● Problem requirements
Omit the pictures, please, and give each record below again exactly.

● Records supplied
┄┄┄┄┄┄┄┄┄┄
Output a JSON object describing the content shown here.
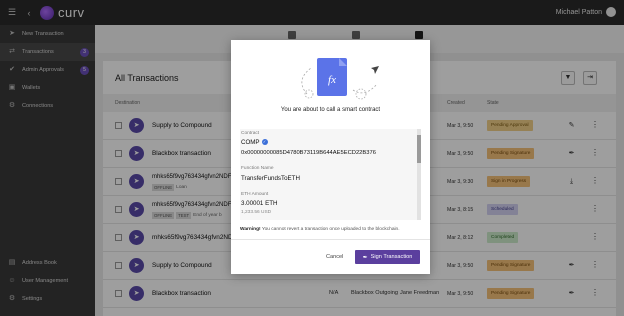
{
  "app": {
    "brand": "curv",
    "user_name": "Michael Patton"
  },
  "sidebar": {
    "items": [
      {
        "label": "New Transaction",
        "icon": "send-icon"
      },
      {
        "label": "Transactions",
        "icon": "swap-icon",
        "badge": "3",
        "active": true
      },
      {
        "label": "Admin Approvals",
        "icon": "approval-icon",
        "badge": "5"
      },
      {
        "label": "Wallets",
        "icon": "wallet-icon"
      },
      {
        "label": "Connections",
        "icon": "connections-icon"
      }
    ],
    "bottom_items": [
      {
        "label": "Address Book",
        "icon": "address-book-icon"
      },
      {
        "label": "User Management",
        "icon": "users-icon"
      },
      {
        "label": "Settings",
        "icon": "gear-icon"
      }
    ]
  },
  "table": {
    "title": "All Transactions",
    "headers": {
      "destination": "Destination",
      "created": "Created",
      "state": "State"
    },
    "rows": [
      {
        "title": "Supply to Compound",
        "date": "Mar 3, 9:50",
        "status": "Pending Approval",
        "status_bg": "#f3d08a",
        "status_fg": "#7a5a12",
        "action_icon": "approve-icon"
      },
      {
        "title": "Blackbox transaction",
        "date": "Mar 3, 9:50",
        "status": "Pending Signature",
        "status_bg": "#f5c27a",
        "status_fg": "#7a4d0e",
        "action_icon": "pen-icon"
      },
      {
        "title": "mhks65f9vg763434gfvn2NDF",
        "tags": [
          "OFFLINE"
        ],
        "note": "Loan",
        "date": "Mar 3, 9:30",
        "status": "Sign in Progress",
        "status_bg": "#f5c27a",
        "status_fg": "#7a4d0e",
        "action_icon": "download-icon"
      },
      {
        "title": "mhks65f9vg763434gfvn2NDF",
        "tags": [
          "OFFLINE",
          "TEST"
        ],
        "note": "End of year b",
        "date": "Mar 3, 8:15",
        "status": "Scheduled",
        "status_bg": "#d4d2f3",
        "status_fg": "#3d3a8a",
        "action_icon": ""
      },
      {
        "title": "mhks65f9vg763434gfvn2NDF",
        "date": "Mar 2, 8:12",
        "status": "Completed",
        "status_bg": "#cdeccb",
        "status_fg": "#2f6b2c",
        "action_icon": ""
      },
      {
        "title": "Supply to Compound",
        "date": "Mar 3, 9:50",
        "status": "Pending Signature",
        "status_bg": "#f5c27a",
        "status_fg": "#7a4d0e",
        "action_icon": "pen-icon"
      },
      {
        "title": "Blackbox transaction",
        "amount": "N/A",
        "type": "Blackbox Outgoing",
        "initiator": "Jane Freedman",
        "date": "Mar 3, 9:50",
        "status": "Pending Signature",
        "status_bg": "#f5c27a",
        "status_fg": "#7a4d0e",
        "action_icon": "pen-icon"
      }
    ]
  },
  "modal": {
    "heading": "You are about to call a smart contract",
    "contract_label": "Contract",
    "contract_name": "COMP",
    "contract_address": "0x00000000085D4780B73119B644AE5ECD22B376",
    "function_label": "Function Name",
    "function_name": "TransferFundsToETH",
    "amount_label": "ETH Amount",
    "amount_value": "3.00001 ETH",
    "amount_usd": "1,233.56 USD",
    "warning_bold": "Warning!",
    "warning_text": "You cannot revert a transaction once uploaded to the blockchain.",
    "cancel_label": "Cancel",
    "sign_label": "Sign Transaction"
  },
  "colors": {
    "accent": "#5b3f9e",
    "topbar": "#2b2b2b",
    "sidebar": "#393939"
  }
}
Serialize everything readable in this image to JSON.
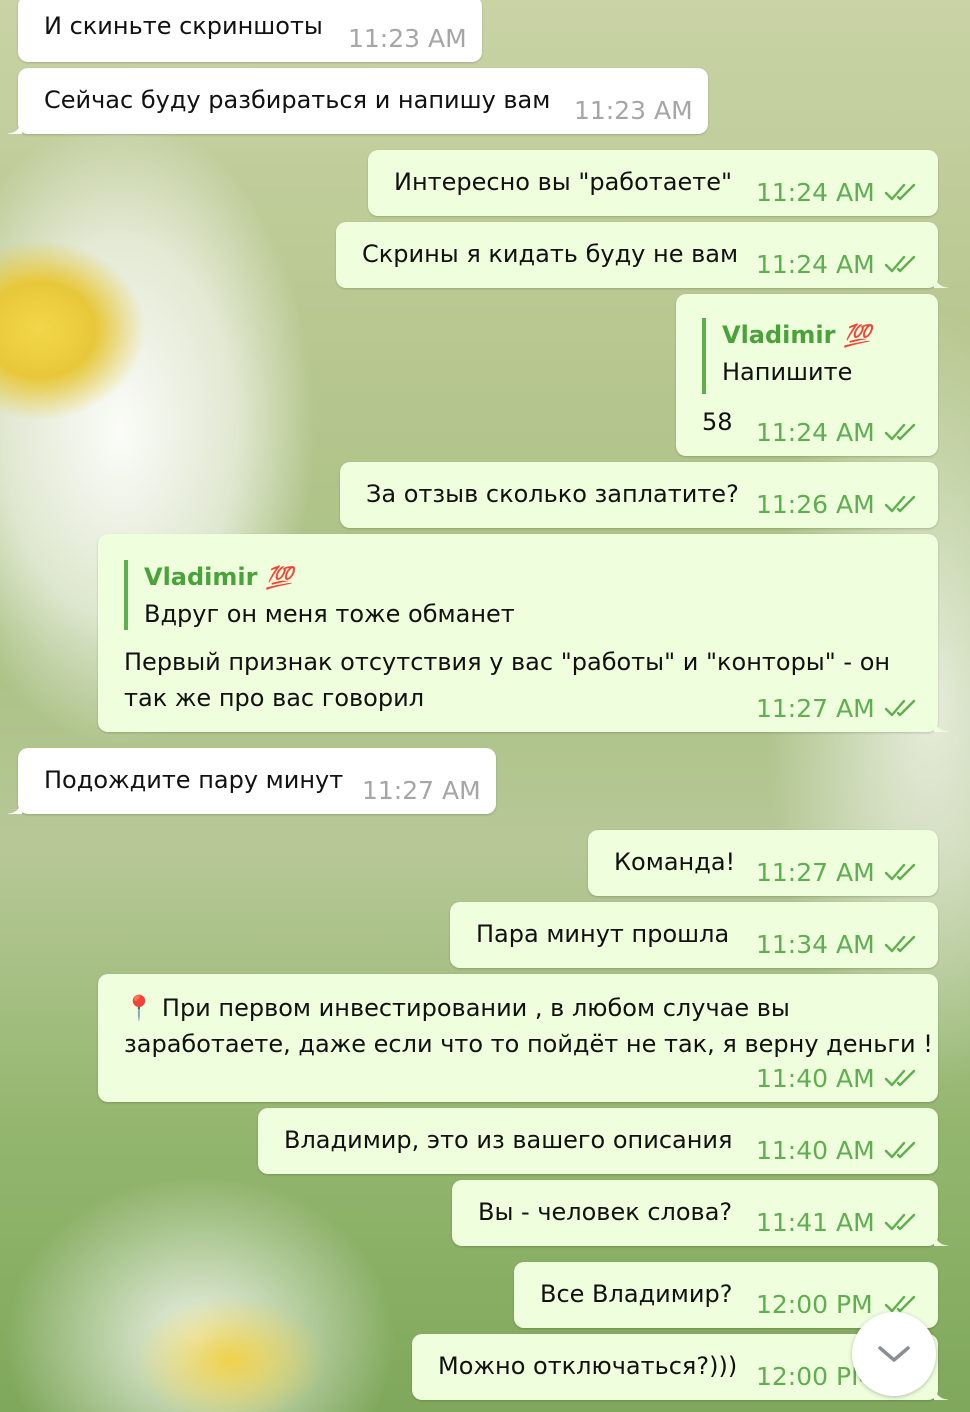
┄┄┄┄┄┄┄┄┄┄
● Written answer
Output a JSON object describing the content shown here.
{
  "app": {
    "brand": "curv",
    "user_name": "Michael Patton"
  },
  "sidebar": {
    "items": [
      {
        "label": "New Transaction",
        "icon": "send-icon"
      },
      {
        "label": "Transactions",
        "icon": "swap-icon",
        "badge": "3",
        "active": true
      },
      {
        "label": "Admin Approvals",
        "icon": "approval-icon",
        "badge": "5"
      },
      {
        "label": "Wallets",
        "icon": "wallet-icon"
      },
      {
        "label": "Connections",
        "icon": "connections-icon"
      }
    ],
    "bottom_items": [
      {
        "label": "Address Book",
        "icon": "address-book-icon"
      },
      {
        "label": "User Management",
        "icon": "users-icon"
      },
      {
        "label": "Settings",
        "icon": "gear-icon"
      }
    ]
  },
  "table": {
    "title": "All Transactions",
    "headers": {
      "destination": "Destination",
      "created": "Created",
      "state": "State"
    },
    "rows": [
      {
        "title": "Supply to Compound",
        "date": "Mar 3, 9:50",
        "status": "Pending Approval",
        "status_bg": "#f3d08a",
        "status_fg": "#7a5a12",
        "action_icon": "approve-icon"
      },
      {
        "title": "Blackbox transaction",
        "date": "Mar 3, 9:50",
        "status": "Pending Signature",
        "status_bg": "#f5c27a",
        "status_fg": "#7a4d0e",
        "action_icon": "pen-icon"
      },
      {
        "title": "mhks65f9vg763434gfvn2NDF",
        "tags": [
          "OFFLINE"
        ],
        "note": "Loan",
        "date": "Mar 3, 9:30",
        "status": "Sign in Progress",
        "status_bg": "#f5c27a",
        "status_fg": "#7a4d0e",
        "action_icon": "download-icon"
      },
      {
        "title": "mhks65f9vg763434gfvn2NDF",
        "tags": [
          "OFFLINE",
          "TEST"
        ],
        "note": "End of year b",
        "date": "Mar 3, 8:15",
        "status": "Scheduled",
        "status_bg": "#d4d2f3",
        "status_fg": "#3d3a8a",
        "action_icon": ""
      },
      {
        "title": "mhks65f9vg763434gfvn2NDF",
        "date": "Mar 2, 8:12",
        "status": "Completed",
        "status_bg": "#cdeccb",
        "status_fg": "#2f6b2c",
        "action_icon": ""
      },
      {
        "title": "Supply to Compound",
        "date": "Mar 3, 9:50",
        "status": "Pending Signature",
        "status_bg": "#f5c27a",
        "status_fg": "#7a4d0e",
        "action_icon": "pen-icon"
      },
      {
        "title": "Blackbox transaction",
        "amount": "N/A",
        "type": "Blackbox Outgoing",
        "initiator": "Jane Freedman",
        "date": "Mar 3, 9:50",
        "status": "Pending Signature",
        "status_bg": "#f5c27a",
        "status_fg": "#7a4d0e",
        "action_icon": "pen-icon"
      }
    ]
  },
  "modal": {
    "heading": "You are about to call a smart contract",
    "contract_label": "Contract",
    "contract_name": "COMP",
    "contract_address": "0x00000000085D4780B73119B644AE5ECD22B376",
    "function_label": "Function Name",
    "function_name": "TransferFundsToETH",
    "amount_label": "ETH Amount",
    "amount_value": "3.00001 ETH",
    "amount_usd": "1,233.56 USD",
    "warning_bold": "Warning!",
    "warning_text": "You cannot revert a transaction once uploaded to the blockchain.",
    "cancel_label": "Cancel",
    "sign_label": "Sign Transaction"
  },
  "colors": {
    "accent": "#5b3f9e",
    "topbar": "#2b2b2b",
    "sidebar": "#393939"
  }
}
Serialize everything readable in this image to JSON.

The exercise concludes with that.